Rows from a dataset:
========================================================================
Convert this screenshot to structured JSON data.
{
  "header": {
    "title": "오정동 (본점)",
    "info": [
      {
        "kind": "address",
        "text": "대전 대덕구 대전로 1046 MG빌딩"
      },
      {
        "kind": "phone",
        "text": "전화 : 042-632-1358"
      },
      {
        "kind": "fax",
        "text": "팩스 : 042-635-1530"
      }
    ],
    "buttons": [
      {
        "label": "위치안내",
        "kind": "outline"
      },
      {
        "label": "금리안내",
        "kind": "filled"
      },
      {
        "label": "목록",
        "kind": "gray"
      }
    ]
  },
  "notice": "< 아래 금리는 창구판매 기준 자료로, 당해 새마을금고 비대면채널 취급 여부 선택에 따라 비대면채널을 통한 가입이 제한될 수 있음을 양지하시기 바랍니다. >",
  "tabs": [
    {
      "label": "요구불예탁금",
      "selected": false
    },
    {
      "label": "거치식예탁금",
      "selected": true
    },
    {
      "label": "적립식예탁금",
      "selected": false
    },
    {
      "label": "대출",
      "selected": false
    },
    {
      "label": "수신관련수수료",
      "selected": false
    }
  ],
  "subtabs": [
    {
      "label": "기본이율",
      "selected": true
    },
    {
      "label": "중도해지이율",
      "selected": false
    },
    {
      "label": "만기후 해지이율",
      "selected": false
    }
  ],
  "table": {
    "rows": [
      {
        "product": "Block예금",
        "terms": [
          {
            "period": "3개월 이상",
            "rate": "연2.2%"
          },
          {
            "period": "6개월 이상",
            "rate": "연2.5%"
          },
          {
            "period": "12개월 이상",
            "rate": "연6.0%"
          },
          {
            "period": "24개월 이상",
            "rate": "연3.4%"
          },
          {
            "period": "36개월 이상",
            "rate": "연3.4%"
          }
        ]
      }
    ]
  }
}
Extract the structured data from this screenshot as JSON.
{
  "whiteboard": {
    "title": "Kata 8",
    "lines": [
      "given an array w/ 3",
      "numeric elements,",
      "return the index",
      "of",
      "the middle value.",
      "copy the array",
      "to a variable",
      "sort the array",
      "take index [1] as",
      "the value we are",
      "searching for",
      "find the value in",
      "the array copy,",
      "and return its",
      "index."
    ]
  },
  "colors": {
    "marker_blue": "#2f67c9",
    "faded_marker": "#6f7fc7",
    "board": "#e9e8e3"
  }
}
========================================================================
Select every line in the records above that contains the word "array".

Written response:
      "given an array w/ 3",
      "copy the array",
      "sort the array",
      "the array copy,",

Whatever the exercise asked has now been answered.